What to do: Every entry must be echoed exactly.

--- START Supplied entries ---

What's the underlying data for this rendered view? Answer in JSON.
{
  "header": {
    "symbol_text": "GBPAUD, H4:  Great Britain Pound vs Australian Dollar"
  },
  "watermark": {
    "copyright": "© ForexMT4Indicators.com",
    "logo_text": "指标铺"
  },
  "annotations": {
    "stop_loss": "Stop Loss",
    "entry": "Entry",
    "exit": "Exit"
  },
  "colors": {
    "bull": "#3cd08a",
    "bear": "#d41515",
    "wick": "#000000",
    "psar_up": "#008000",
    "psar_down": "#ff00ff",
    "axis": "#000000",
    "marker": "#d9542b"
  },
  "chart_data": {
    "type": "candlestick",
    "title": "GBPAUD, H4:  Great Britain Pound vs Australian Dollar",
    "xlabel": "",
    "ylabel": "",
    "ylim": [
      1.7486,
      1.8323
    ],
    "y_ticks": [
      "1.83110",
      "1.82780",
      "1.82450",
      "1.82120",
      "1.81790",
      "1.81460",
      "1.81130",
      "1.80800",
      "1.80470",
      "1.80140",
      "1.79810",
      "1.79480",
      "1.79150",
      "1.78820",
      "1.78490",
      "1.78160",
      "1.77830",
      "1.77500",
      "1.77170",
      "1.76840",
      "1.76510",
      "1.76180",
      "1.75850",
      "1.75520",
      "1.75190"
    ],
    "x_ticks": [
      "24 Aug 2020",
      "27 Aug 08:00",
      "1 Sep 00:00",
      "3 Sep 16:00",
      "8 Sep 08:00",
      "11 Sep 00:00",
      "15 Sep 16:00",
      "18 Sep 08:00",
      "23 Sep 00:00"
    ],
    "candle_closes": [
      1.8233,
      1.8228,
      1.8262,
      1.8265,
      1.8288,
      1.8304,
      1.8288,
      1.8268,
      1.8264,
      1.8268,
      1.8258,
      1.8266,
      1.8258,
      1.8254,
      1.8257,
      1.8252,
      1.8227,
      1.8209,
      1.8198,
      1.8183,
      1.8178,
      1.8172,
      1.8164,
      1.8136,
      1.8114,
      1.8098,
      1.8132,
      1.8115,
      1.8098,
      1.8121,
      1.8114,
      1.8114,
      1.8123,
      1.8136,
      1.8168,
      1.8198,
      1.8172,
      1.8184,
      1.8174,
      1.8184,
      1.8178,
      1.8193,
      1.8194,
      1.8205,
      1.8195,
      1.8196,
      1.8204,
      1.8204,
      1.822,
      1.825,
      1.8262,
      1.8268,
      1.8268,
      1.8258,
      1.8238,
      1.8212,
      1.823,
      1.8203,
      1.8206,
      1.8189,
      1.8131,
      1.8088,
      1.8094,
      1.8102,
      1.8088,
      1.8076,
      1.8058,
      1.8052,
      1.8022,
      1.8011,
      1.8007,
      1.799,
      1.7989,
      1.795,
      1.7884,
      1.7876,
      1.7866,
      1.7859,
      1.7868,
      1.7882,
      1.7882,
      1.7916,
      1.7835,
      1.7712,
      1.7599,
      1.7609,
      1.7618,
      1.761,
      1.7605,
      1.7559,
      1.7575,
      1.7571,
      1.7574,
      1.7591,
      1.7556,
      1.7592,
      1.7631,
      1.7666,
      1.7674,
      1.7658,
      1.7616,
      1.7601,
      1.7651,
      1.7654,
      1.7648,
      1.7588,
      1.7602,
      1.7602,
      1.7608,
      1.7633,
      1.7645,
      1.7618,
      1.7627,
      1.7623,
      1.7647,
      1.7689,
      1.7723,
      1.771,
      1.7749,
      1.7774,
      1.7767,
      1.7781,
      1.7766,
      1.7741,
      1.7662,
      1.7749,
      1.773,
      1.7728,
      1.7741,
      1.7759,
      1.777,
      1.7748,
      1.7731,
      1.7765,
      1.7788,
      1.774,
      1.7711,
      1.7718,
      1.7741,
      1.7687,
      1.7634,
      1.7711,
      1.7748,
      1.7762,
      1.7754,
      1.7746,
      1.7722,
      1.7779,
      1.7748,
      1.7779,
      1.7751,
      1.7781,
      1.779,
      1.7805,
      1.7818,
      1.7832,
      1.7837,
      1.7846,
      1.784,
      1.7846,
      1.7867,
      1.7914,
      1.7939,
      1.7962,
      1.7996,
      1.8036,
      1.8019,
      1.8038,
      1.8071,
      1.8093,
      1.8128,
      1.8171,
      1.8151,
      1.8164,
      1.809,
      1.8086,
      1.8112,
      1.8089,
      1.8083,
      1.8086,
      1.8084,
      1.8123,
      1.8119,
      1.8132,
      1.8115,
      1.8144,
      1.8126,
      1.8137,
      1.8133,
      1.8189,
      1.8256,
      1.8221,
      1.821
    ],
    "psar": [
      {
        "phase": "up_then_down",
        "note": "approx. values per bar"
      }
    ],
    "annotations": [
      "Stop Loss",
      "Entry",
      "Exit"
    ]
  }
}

--- END Supplied entries ---

Response to this exercise:
What's the underlying data for this rendered view? Answer in JSON.
{
  "header": {
    "symbol_text": "GBPAUD, H4:  Great Britain Pound vs Australian Dollar"
  },
  "watermark": {
    "copyright": "© ForexMT4Indicators.com",
    "logo_text": "指标铺"
  },
  "annotations": {
    "stop_loss": "Stop Loss",
    "entry": "Entry",
    "exit": "Exit"
  },
  "colors": {
    "bull": "#3cd08a",
    "bear": "#d41515",
    "wick": "#000000",
    "psar_up": "#008000",
    "psar_down": "#ff00ff",
    "axis": "#000000",
    "marker": "#d9542b"
  },
  "chart_data": {
    "type": "candlestick",
    "title": "GBPAUD, H4:  Great Britain Pound vs Australian Dollar",
    "xlabel": "",
    "ylabel": "",
    "ylim": [
      1.7486,
      1.8323
    ],
    "y_ticks": [
      "1.83110",
      "1.82780",
      "1.82450",
      "1.82120",
      "1.81790",
      "1.81460",
      "1.81130",
      "1.80800",
      "1.80470",
      "1.80140",
      "1.79810",
      "1.79480",
      "1.79150",
      "1.78820",
      "1.78490",
      "1.78160",
      "1.77830",
      "1.77500",
      "1.77170",
      "1.76840",
      "1.76510",
      "1.76180",
      "1.75850",
      "1.75520",
      "1.75190"
    ],
    "x_ticks": [
      "24 Aug 2020",
      "27 Aug 08:00",
      "1 Sep 00:00",
      "3 Sep 16:00",
      "8 Sep 08:00",
      "11 Sep 00:00",
      "15 Sep 16:00",
      "18 Sep 08:00",
      "23 Sep 00:00"
    ],
    "candle_closes": [
      1.8233,
      1.8228,
      1.8262,
      1.8265,
      1.8288,
      1.8304,
      1.8288,
      1.8268,
      1.8264,
      1.8268,
      1.8258,
      1.8266,
      1.8258,
      1.8254,
      1.8257,
      1.8252,
      1.8227,
      1.8209,
      1.8198,
      1.8183,
      1.8178,
      1.8172,
      1.8164,
      1.8136,
      1.8114,
      1.8098,
      1.8132,
      1.8115,
      1.8098,
      1.8121,
      1.8114,
      1.8114,
      1.8123,
      1.8136,
      1.8168,
      1.8198,
      1.8172,
      1.8184,
      1.8174,
      1.8184,
      1.8178,
      1.8193,
      1.8194,
      1.8205,
      1.8195,
      1.8196,
      1.8204,
      1.8204,
      1.822,
      1.825,
      1.8262,
      1.8268,
      1.8268,
      1.8258,
      1.8238,
      1.8212,
      1.823,
      1.8203,
      1.8206,
      1.8189,
      1.8131,
      1.8088,
      1.8094,
      1.8102,
      1.8088,
      1.8076,
      1.8058,
      1.8052,
      1.8022,
      1.8011,
      1.8007,
      1.799,
      1.7989,
      1.795,
      1.7884,
      1.7876,
      1.7866,
      1.7859,
      1.7868,
      1.7882,
      1.7882,
      1.7916,
      1.7835,
      1.7712,
      1.7599,
      1.7609,
      1.7618,
      1.761,
      1.7605,
      1.7559,
      1.7575,
      1.7571,
      1.7574,
      1.7591,
      1.7556,
      1.7592,
      1.7631,
      1.7666,
      1.7674,
      1.7658,
      1.7616,
      1.7601,
      1.7651,
      1.7654,
      1.7648,
      1.7588,
      1.7602,
      1.7602,
      1.7608,
      1.7633,
      1.7645,
      1.7618,
      1.7627,
      1.7623,
      1.7647,
      1.7689,
      1.7723,
      1.771,
      1.7749,
      1.7774,
      1.7767,
      1.7781,
      1.7766,
      1.7741,
      1.7662,
      1.7749,
      1.773,
      1.7728,
      1.7741,
      1.7759,
      1.777,
      1.7748,
      1.7731,
      1.7765,
      1.7788,
      1.774,
      1.7711,
      1.7718,
      1.7741,
      1.7687,
      1.7634,
      1.7711,
      1.7748,
      1.7762,
      1.7754,
      1.7746,
      1.7722,
      1.7779,
      1.7748,
      1.7779,
      1.7751,
      1.7781,
      1.779,
      1.7805,
      1.7818,
      1.7832,
      1.7837,
      1.7846,
      1.784,
      1.7846,
      1.7867,
      1.7914,
      1.7939,
      1.7962,
      1.7996,
      1.8036,
      1.8019,
      1.8038,
      1.8071,
      1.8093,
      1.8128,
      1.8171,
      1.8151,
      1.8164,
      1.809,
      1.8086,
      1.8112,
      1.8089,
      1.8083,
      1.8086,
      1.8084,
      1.8123,
      1.8119,
      1.8132,
      1.8115,
      1.8144,
      1.8126,
      1.8137,
      1.8133,
      1.8189,
      1.8256,
      1.8221,
      1.821
    ],
    "psar": [
      {
        "phase": "up_then_down",
        "note": "approx. values per bar"
      }
    ],
    "annotations": [
      "Stop Loss",
      "Entry",
      "Exit"
    ]
  }
}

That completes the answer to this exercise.